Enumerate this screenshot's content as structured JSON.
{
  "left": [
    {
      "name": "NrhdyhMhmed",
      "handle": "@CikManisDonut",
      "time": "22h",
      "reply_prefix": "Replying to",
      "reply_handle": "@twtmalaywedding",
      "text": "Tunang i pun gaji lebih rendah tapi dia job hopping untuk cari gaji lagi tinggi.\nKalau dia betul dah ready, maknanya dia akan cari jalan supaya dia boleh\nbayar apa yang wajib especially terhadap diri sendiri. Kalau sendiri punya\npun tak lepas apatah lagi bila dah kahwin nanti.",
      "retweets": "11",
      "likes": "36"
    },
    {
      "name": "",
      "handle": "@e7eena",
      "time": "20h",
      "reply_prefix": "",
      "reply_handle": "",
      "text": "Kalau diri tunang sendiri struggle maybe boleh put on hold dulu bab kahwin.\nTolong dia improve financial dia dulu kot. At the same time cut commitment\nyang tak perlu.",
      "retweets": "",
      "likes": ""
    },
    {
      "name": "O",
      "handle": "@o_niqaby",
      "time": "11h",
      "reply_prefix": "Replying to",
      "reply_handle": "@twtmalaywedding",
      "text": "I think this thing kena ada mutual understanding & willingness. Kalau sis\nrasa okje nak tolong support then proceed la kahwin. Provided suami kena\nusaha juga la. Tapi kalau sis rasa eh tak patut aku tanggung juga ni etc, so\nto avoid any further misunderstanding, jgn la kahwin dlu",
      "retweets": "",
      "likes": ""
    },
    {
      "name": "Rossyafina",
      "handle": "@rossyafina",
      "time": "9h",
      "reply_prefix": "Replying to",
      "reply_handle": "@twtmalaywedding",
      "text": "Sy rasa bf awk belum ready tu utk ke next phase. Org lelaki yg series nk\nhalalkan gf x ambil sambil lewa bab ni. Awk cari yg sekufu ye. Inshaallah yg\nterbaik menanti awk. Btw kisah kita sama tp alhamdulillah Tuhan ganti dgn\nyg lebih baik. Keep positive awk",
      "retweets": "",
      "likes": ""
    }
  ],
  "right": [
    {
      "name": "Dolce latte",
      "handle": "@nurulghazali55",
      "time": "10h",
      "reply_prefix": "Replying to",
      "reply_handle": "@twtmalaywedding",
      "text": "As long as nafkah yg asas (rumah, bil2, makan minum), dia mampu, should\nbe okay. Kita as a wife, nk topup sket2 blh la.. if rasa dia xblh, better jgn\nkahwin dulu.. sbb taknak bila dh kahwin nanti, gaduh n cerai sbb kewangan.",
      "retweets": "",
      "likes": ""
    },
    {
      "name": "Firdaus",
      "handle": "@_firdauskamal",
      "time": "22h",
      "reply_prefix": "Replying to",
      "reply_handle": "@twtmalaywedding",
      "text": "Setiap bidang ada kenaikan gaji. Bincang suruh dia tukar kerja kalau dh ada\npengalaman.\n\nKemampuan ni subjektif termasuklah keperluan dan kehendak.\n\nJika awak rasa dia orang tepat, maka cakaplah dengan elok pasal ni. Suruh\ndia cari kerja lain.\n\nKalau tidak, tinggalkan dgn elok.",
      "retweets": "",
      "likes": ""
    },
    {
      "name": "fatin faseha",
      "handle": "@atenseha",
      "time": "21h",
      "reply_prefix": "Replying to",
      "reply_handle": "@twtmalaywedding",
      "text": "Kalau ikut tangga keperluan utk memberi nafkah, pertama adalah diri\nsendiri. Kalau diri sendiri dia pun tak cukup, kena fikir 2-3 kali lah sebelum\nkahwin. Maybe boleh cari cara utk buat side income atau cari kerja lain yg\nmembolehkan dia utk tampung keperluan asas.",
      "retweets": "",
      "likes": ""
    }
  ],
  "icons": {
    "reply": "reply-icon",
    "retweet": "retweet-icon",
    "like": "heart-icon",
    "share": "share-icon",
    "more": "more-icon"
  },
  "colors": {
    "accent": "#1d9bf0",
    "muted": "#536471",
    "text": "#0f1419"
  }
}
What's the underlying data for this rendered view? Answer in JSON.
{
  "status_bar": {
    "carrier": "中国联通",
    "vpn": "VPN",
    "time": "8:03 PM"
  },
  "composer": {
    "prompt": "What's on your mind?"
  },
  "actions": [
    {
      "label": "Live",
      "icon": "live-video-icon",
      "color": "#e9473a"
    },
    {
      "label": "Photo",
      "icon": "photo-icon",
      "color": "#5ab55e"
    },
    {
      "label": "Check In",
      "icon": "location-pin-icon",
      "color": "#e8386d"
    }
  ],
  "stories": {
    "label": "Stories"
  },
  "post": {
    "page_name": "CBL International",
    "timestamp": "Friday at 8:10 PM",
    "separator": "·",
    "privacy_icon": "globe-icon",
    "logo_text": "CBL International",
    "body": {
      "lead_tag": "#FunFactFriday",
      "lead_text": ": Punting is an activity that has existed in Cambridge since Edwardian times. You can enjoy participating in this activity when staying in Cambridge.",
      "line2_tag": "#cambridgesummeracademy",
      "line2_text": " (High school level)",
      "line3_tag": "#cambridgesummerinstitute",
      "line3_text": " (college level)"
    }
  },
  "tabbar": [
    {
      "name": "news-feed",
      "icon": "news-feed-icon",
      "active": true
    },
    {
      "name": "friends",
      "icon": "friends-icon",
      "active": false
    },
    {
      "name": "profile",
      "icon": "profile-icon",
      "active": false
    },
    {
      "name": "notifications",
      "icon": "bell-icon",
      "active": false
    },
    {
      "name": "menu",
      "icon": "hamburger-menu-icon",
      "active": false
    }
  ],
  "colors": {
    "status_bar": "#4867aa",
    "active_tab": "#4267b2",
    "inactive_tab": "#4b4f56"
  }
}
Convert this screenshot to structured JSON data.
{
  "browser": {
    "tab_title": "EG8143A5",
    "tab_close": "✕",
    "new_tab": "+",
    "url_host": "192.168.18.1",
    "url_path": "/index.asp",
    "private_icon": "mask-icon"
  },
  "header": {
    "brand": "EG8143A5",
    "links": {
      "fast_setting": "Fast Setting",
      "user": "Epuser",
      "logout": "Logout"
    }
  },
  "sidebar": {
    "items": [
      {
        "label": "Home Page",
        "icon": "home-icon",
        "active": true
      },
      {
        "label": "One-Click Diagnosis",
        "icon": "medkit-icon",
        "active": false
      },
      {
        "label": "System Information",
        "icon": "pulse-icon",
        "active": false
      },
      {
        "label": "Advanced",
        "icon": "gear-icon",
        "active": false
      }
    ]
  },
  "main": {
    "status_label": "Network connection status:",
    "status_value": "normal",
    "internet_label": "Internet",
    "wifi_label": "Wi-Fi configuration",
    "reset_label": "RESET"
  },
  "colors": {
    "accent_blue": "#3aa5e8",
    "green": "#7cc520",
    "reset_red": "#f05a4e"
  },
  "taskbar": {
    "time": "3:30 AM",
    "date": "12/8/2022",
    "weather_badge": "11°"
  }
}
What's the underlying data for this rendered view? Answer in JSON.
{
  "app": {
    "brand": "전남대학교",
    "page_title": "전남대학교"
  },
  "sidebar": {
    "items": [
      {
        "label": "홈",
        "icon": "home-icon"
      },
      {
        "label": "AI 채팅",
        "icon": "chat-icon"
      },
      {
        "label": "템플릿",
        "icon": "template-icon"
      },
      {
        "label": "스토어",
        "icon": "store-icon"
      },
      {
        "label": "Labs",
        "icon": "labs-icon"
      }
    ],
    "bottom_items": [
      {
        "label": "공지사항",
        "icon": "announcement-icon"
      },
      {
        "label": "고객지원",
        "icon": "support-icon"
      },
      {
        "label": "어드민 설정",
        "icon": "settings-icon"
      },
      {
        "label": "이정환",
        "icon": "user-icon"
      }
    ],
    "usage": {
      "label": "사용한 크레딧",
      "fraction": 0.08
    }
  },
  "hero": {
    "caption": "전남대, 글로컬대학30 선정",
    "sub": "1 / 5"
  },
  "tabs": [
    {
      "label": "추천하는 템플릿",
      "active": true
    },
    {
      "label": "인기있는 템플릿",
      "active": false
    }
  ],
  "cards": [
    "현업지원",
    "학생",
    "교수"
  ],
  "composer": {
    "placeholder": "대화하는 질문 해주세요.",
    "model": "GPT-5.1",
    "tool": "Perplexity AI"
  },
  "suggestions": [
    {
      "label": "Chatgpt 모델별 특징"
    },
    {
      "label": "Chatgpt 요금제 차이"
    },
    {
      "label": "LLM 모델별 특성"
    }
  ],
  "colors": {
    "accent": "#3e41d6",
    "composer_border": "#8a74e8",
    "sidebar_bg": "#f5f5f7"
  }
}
##########
**Problem to work on**
Select all lines in the listing that include the word "level".

**Answer to this exercise**
      "line2_text": " (High school level)",
      "line3_text": " (college level)"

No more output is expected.